*** DATA FOR THIS EXERCISE
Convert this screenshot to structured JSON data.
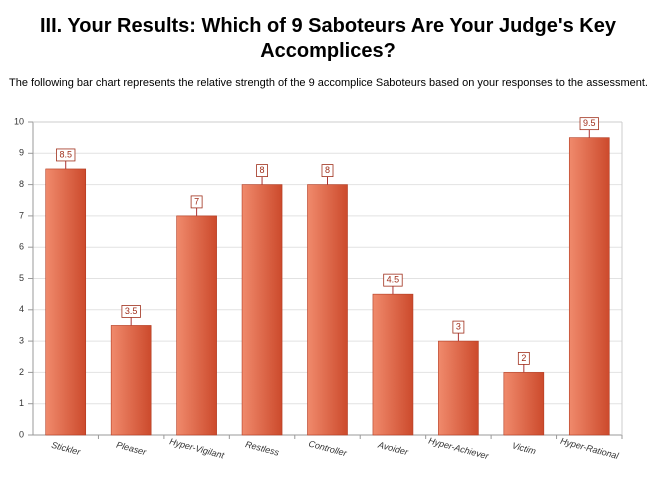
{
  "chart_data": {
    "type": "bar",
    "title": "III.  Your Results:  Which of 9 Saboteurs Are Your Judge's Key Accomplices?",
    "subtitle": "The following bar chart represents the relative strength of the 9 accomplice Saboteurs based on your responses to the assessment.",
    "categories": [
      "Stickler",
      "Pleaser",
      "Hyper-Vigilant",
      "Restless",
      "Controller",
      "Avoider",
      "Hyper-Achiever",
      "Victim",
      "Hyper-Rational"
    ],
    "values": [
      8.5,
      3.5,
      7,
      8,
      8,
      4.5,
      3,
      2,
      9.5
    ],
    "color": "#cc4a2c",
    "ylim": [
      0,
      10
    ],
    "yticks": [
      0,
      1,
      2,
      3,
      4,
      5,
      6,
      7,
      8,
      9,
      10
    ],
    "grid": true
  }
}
******
*** DATA FOR THIS EXERCISE
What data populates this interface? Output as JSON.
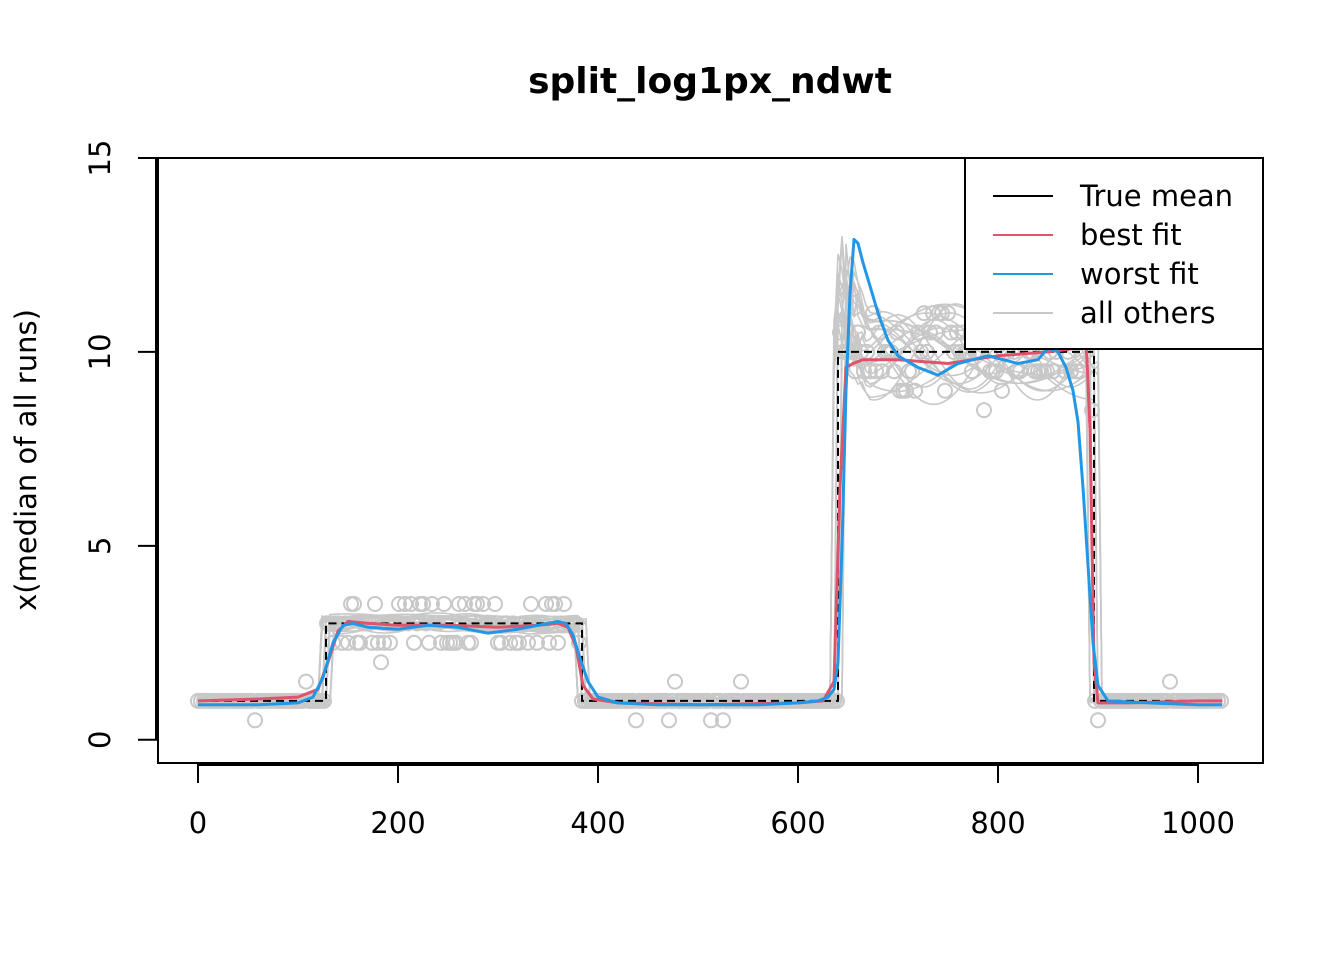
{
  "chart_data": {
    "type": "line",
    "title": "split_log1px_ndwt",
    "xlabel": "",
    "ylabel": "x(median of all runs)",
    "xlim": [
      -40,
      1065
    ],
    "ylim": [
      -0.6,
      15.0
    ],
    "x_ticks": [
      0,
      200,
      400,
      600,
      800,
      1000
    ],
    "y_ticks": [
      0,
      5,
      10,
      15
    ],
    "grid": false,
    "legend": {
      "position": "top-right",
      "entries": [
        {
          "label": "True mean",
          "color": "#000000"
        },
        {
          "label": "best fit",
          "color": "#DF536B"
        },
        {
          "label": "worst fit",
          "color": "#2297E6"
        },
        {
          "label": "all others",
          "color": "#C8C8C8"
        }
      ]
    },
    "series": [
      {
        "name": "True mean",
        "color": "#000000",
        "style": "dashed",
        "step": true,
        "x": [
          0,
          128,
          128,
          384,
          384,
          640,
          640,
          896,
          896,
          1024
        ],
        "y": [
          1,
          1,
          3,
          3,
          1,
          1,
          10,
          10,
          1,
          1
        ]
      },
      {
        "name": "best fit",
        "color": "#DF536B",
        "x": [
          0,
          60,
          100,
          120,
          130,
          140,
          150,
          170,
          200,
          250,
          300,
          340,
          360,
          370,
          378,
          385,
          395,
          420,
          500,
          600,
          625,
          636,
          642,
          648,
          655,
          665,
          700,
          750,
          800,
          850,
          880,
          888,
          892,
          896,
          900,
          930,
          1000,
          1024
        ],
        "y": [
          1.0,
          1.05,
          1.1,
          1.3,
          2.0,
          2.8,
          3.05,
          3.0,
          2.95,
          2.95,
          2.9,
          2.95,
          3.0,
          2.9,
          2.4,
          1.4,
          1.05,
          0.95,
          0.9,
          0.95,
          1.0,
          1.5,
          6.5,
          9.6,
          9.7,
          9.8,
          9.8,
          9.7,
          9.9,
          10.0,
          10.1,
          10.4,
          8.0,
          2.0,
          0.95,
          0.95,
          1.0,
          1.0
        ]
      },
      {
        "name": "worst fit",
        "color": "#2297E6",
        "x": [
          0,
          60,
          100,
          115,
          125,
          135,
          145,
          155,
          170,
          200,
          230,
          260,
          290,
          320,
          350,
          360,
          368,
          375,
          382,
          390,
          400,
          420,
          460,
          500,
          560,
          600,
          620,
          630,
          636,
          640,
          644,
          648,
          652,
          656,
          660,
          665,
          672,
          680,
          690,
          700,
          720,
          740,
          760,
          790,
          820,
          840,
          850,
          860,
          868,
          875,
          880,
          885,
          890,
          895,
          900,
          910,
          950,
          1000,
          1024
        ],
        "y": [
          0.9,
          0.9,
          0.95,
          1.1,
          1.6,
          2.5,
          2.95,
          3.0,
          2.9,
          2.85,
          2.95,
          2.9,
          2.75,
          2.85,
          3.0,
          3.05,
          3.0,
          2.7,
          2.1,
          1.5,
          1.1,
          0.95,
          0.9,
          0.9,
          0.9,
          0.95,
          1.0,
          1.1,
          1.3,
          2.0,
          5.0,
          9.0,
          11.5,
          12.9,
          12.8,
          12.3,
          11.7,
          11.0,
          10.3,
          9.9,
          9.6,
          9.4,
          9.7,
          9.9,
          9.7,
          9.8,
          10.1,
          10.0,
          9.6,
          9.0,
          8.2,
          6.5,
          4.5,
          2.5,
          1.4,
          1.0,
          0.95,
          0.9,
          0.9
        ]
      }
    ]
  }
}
******
*** DATA FOR THIS EXERCISE
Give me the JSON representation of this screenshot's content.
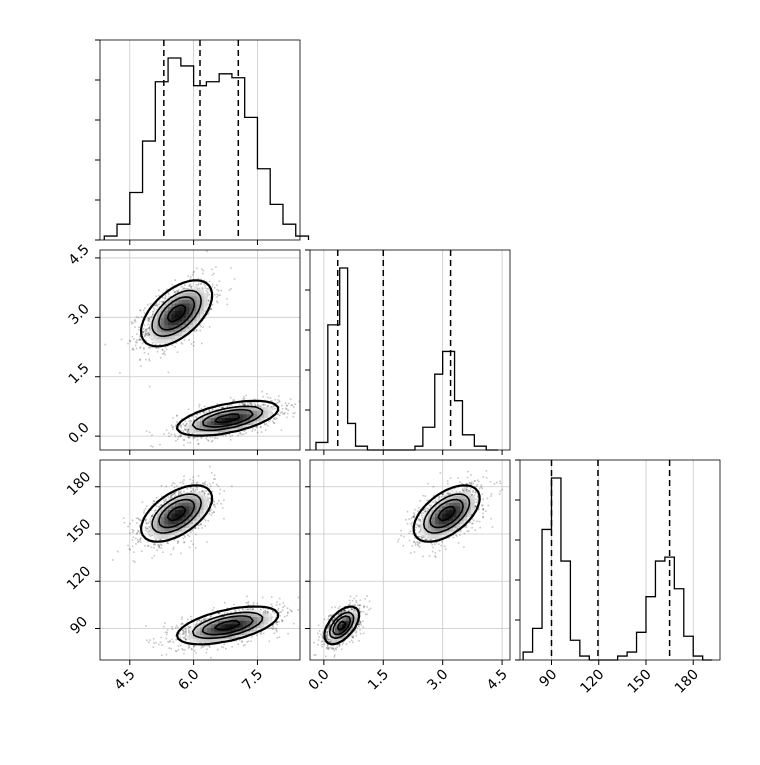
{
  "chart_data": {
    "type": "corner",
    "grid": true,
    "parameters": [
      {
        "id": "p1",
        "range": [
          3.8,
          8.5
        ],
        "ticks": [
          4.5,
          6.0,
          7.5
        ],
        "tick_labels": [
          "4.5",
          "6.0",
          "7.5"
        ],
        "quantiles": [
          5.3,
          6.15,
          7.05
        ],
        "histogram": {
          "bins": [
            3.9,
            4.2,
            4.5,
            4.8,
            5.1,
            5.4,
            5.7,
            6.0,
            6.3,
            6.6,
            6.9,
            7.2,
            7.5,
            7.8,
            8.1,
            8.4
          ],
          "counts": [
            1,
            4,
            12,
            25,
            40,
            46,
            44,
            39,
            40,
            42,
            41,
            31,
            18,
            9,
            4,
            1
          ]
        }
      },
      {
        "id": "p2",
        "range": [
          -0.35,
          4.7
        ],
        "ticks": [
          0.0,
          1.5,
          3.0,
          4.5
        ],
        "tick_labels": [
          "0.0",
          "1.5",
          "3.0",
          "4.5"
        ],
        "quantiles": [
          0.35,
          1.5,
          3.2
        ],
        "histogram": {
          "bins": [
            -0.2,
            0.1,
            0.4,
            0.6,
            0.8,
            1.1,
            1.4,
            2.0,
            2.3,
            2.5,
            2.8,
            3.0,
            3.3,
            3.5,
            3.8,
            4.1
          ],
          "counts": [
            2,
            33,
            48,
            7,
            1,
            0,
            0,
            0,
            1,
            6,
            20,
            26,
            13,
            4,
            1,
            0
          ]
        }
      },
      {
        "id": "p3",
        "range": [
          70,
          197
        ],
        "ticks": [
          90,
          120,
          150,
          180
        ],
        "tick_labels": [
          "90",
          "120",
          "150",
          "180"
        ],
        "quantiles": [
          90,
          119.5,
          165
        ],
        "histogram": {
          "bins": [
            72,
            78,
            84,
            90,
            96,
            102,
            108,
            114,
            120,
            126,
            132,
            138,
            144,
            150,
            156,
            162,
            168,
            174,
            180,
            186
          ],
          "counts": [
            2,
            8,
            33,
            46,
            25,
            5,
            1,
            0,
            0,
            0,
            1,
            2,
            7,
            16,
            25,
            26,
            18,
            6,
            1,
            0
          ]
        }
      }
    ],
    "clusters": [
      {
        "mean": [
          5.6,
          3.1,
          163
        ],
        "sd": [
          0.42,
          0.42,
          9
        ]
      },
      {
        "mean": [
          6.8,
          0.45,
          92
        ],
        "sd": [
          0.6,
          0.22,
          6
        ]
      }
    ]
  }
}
******
§ DIRECTIONS FOR THIS TASK
Set out every line from the material that contains the string "color".

§ PROBLEM SOLUTION
    "color": "#cc4a2c",
          "color": "#000000"
          "color": "#DF536B"
          "color": "#2297E6"
          "color": "#C8C8C8"
        "color": "#000000",
        "color": "#DF536B",
        "color": "#2297E6",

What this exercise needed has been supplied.